* Problem details: Restate the records below word for word, and omit the images they hold.

Data excerpts
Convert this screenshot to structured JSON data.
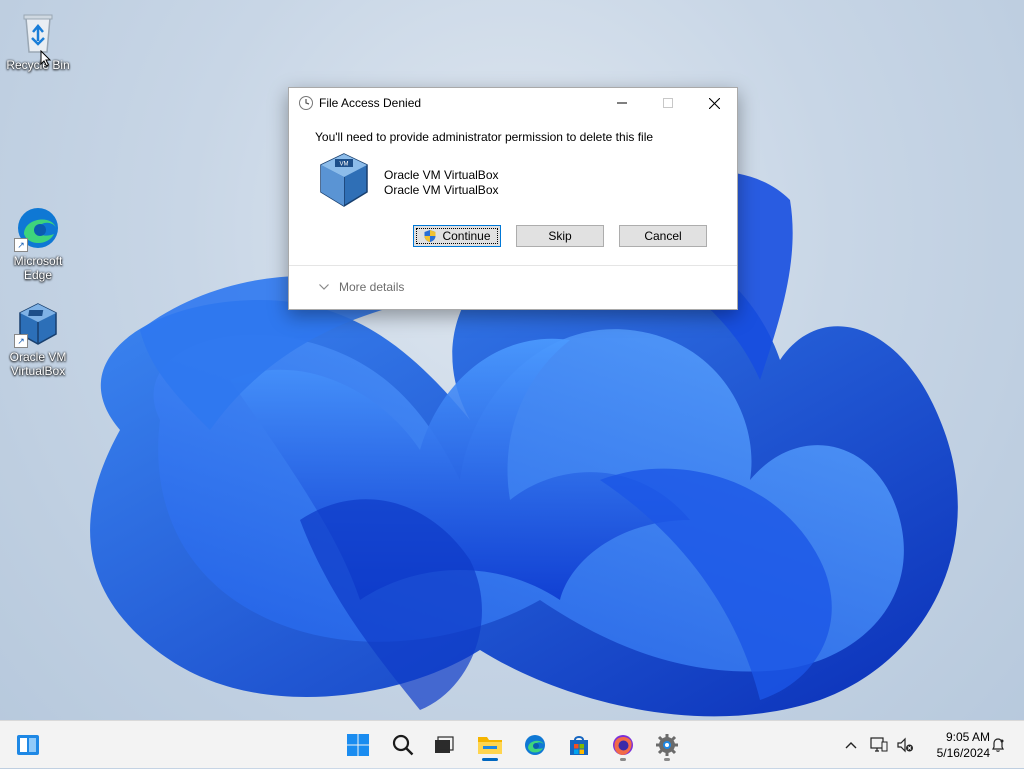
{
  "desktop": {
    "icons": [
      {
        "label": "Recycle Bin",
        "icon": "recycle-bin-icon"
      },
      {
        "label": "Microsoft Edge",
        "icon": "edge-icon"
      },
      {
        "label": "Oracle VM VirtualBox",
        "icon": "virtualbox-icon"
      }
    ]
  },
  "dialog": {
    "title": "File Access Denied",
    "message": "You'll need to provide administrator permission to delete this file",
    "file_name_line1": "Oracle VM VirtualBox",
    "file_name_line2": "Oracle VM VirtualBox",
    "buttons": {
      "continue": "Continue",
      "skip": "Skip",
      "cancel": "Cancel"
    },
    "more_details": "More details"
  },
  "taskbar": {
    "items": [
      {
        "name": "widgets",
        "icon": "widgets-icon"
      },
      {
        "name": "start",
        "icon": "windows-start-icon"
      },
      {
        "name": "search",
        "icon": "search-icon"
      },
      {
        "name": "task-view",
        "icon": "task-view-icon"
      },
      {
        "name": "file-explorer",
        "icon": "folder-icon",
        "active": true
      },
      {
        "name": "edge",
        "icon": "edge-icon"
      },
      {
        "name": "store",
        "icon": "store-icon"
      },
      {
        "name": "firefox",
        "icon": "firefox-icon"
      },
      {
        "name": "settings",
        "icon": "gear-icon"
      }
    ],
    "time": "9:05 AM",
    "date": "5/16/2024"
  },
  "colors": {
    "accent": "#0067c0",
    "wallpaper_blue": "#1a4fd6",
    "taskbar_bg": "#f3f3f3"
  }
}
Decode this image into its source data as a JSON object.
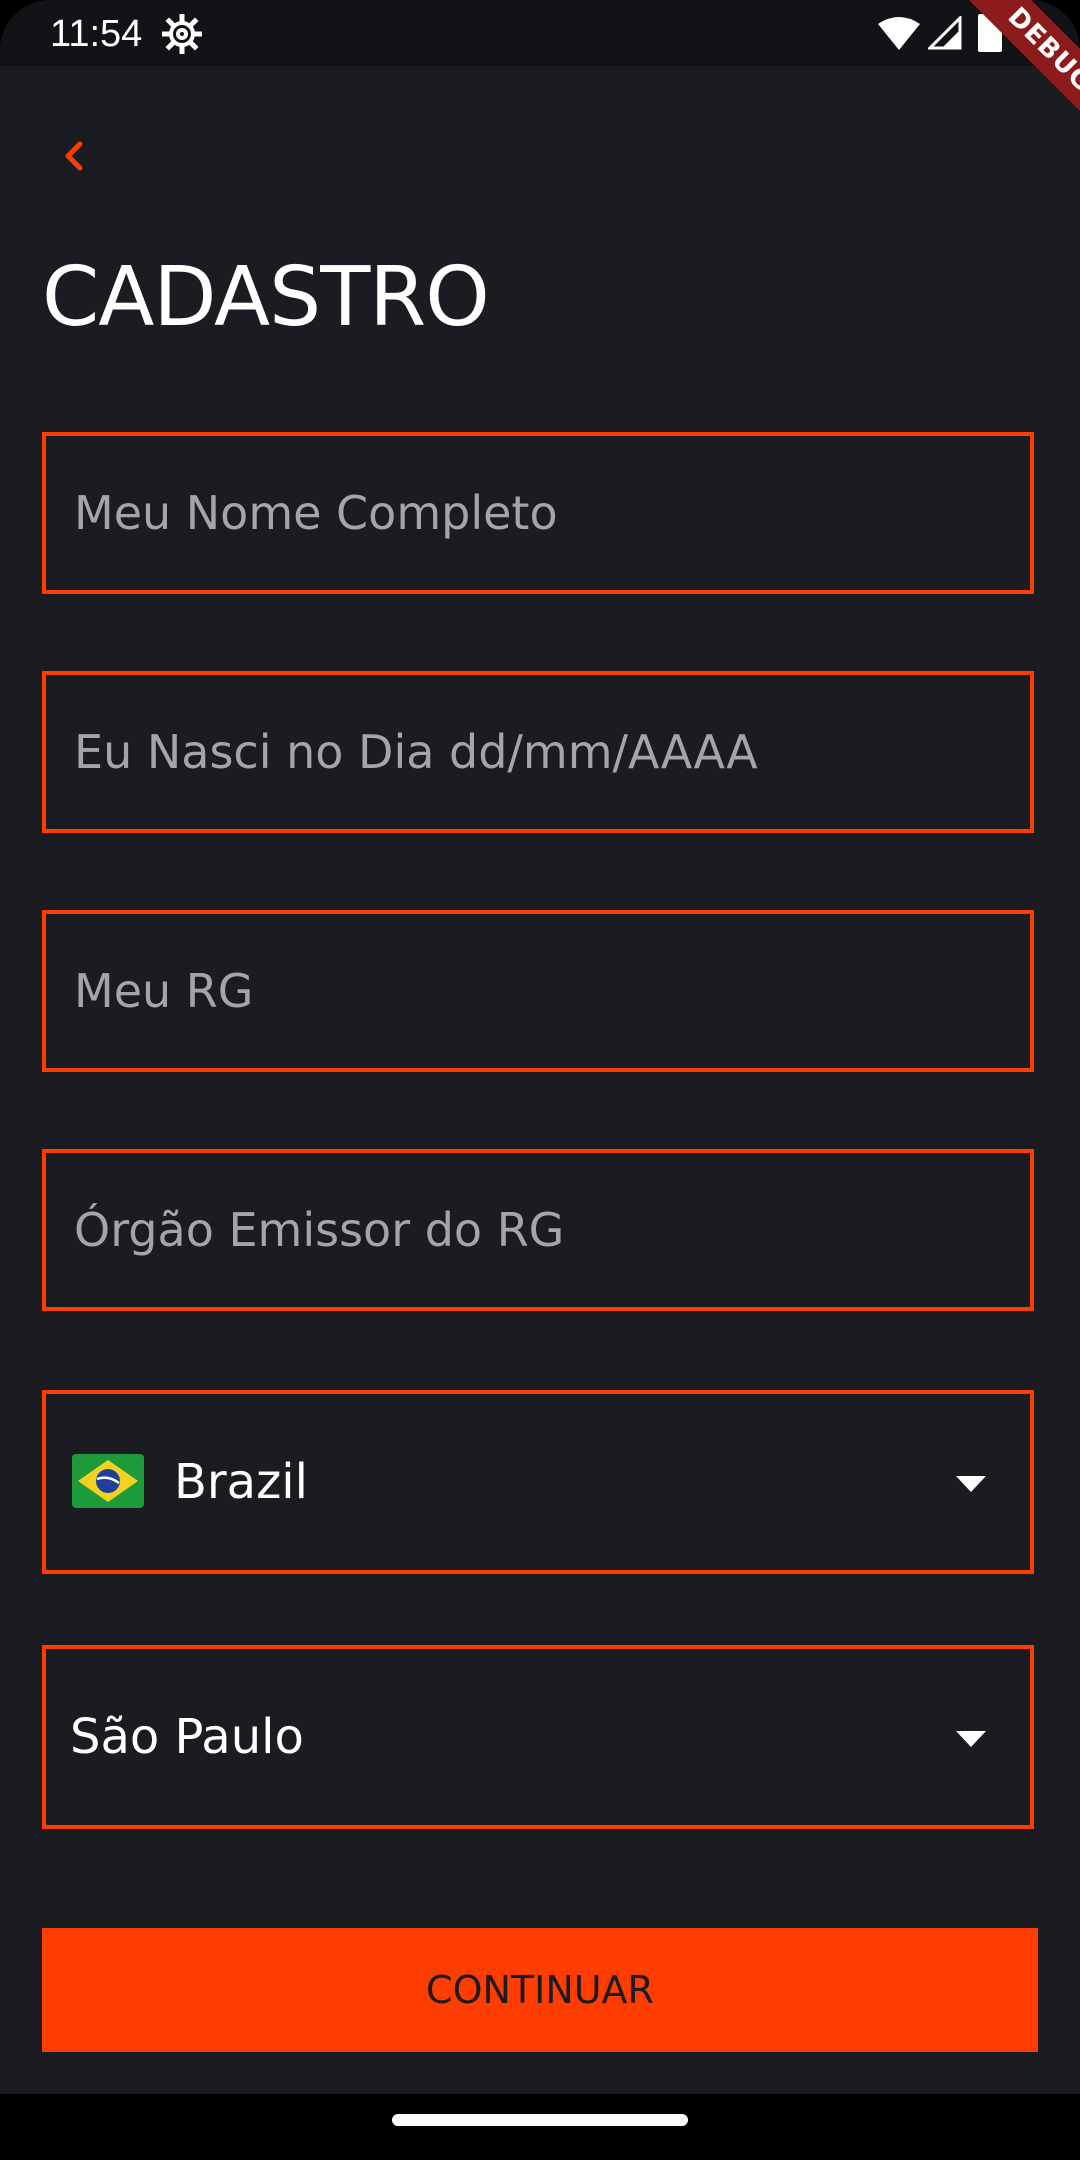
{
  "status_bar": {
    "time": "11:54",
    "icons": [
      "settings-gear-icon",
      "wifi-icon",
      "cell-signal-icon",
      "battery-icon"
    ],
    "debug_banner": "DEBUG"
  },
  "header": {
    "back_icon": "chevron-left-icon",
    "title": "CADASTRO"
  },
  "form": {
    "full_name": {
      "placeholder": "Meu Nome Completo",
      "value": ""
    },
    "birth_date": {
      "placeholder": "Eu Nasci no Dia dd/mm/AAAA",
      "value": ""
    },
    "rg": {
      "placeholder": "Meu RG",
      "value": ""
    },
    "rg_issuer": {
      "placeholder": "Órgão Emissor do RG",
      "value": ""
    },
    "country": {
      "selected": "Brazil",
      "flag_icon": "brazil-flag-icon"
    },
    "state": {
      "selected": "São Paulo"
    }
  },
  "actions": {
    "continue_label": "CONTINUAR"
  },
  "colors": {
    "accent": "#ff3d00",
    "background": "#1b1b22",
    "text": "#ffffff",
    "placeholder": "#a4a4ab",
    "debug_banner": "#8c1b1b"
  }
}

* Output of the exercise:
Convert this screenshot to structured JSON data.
{
  "desktop": {
    "icons": [
      {
        "label": "Recycle Bin",
        "icon": "recycle-bin-icon"
      },
      {
        "label": "Microsoft Edge",
        "icon": "edge-icon"
      },
      {
        "label": "Oracle VM VirtualBox",
        "icon": "virtualbox-icon"
      }
    ]
  },
  "dialog": {
    "title": "File Access Denied",
    "message": "You'll need to provide administrator permission to delete this file",
    "file_name_line1": "Oracle VM VirtualBox",
    "file_name_line2": "Oracle VM VirtualBox",
    "buttons": {
      "continue": "Continue",
      "skip": "Skip",
      "cancel": "Cancel"
    },
    "more_details": "More details"
  },
  "taskbar": {
    "items": [
      {
        "name": "widgets",
        "icon": "widgets-icon"
      },
      {
        "name": "start",
        "icon": "windows-start-icon"
      },
      {
        "name": "search",
        "icon": "search-icon"
      },
      {
        "name": "task-view",
        "icon": "task-view-icon"
      },
      {
        "name": "file-explorer",
        "icon": "folder-icon",
        "active": true
      },
      {
        "name": "edge",
        "icon": "edge-icon"
      },
      {
        "name": "store",
        "icon": "store-icon"
      },
      {
        "name": "firefox",
        "icon": "firefox-icon"
      },
      {
        "name": "settings",
        "icon": "gear-icon"
      }
    ],
    "time": "9:05 AM",
    "date": "5/16/2024"
  },
  "colors": {
    "accent": "#0067c0",
    "wallpaper_blue": "#1a4fd6",
    "taskbar_bg": "#f3f3f3"
  }
}
Decode this image into its source data as a JSON object.
{
  "status_bar": {
    "time": "11:54",
    "icons": [
      "settings-gear-icon",
      "wifi-icon",
      "cell-signal-icon",
      "battery-icon"
    ],
    "debug_banner": "DEBUG"
  },
  "header": {
    "back_icon": "chevron-left-icon",
    "title": "CADASTRO"
  },
  "form": {
    "full_name": {
      "placeholder": "Meu Nome Completo",
      "value": ""
    },
    "birth_date": {
      "placeholder": "Eu Nasci no Dia dd/mm/AAAA",
      "value": ""
    },
    "rg": {
      "placeholder": "Meu RG",
      "value": ""
    },
    "rg_issuer": {
      "placeholder": "Órgão Emissor do RG",
      "value": ""
    },
    "country": {
      "selected": "Brazil",
      "flag_icon": "brazil-flag-icon"
    },
    "state": {
      "selected": "São Paulo"
    }
  },
  "actions": {
    "continue_label": "CONTINUAR"
  },
  "colors": {
    "accent": "#ff3d00",
    "background": "#1b1b22",
    "text": "#ffffff",
    "placeholder": "#a4a4ab",
    "debug_banner": "#8c1b1b"
  }
}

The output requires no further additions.